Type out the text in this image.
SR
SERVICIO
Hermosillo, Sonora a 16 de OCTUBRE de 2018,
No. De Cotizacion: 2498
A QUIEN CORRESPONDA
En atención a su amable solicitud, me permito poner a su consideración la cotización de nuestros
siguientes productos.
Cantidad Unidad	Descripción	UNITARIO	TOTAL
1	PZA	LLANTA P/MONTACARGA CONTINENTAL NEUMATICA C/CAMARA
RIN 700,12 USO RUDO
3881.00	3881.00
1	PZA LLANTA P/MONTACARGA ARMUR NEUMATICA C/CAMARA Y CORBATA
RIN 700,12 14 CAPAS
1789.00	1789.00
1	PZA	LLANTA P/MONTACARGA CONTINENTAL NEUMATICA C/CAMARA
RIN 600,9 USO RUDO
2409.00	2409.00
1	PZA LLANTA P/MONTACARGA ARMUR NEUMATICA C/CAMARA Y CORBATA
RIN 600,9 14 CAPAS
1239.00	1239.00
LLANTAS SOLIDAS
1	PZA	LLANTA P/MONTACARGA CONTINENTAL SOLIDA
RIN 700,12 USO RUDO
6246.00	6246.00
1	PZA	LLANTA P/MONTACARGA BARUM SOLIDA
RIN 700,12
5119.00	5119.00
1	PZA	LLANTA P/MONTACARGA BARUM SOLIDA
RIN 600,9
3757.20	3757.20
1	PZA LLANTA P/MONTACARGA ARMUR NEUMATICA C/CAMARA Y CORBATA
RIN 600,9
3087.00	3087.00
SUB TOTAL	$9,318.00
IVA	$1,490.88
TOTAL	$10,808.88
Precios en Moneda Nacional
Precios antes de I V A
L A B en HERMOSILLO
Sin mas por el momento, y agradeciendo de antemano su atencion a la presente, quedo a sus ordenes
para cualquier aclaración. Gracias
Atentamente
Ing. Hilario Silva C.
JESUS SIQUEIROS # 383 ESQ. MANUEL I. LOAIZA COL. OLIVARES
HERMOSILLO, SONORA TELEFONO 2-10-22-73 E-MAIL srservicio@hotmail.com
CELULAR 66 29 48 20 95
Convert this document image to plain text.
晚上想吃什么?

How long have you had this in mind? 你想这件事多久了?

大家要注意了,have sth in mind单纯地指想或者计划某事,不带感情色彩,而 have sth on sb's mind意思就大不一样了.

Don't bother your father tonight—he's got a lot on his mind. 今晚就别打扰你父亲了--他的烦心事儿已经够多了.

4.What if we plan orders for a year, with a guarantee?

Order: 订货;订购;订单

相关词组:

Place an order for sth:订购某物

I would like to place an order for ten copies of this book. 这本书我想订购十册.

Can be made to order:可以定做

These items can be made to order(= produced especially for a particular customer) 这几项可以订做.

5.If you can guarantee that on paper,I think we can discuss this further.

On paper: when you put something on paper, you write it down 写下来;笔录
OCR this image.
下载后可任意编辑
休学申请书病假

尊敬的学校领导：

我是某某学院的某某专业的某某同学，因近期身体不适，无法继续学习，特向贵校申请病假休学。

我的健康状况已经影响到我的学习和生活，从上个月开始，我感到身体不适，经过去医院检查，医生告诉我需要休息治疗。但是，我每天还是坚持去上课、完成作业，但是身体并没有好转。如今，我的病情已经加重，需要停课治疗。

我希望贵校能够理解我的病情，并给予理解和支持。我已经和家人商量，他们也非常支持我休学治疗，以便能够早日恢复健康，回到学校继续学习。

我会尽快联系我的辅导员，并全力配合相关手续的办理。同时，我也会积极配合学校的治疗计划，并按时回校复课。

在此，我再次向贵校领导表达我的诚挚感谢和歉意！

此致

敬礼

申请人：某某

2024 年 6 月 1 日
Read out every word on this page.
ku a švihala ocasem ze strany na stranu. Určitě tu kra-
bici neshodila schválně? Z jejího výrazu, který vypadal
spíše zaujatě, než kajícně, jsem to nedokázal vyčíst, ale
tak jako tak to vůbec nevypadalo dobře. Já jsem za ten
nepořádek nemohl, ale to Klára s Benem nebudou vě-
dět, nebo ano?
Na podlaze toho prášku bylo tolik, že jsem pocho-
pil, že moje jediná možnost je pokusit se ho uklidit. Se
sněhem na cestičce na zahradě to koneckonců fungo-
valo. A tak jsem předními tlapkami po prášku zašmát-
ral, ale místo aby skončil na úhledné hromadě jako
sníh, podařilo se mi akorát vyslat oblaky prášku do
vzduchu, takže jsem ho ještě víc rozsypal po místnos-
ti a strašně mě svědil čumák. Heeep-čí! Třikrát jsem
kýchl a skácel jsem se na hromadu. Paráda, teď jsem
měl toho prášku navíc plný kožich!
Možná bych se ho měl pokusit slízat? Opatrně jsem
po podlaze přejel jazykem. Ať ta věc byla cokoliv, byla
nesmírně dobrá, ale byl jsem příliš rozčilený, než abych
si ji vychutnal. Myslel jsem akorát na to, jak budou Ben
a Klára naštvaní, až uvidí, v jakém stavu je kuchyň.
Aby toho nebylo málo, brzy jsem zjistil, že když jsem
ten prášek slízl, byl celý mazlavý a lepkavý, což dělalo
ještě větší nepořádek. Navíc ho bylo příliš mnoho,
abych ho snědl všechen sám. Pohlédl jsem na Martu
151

*-*-*

Copy each line in the data that holds the word "abych".

== Answer to the exercise ==
nesmírně dobrá, ale byl jsem příliš rozčilený, než abych
abych ho snědl všechen sám. Pohlédl jsem na Martu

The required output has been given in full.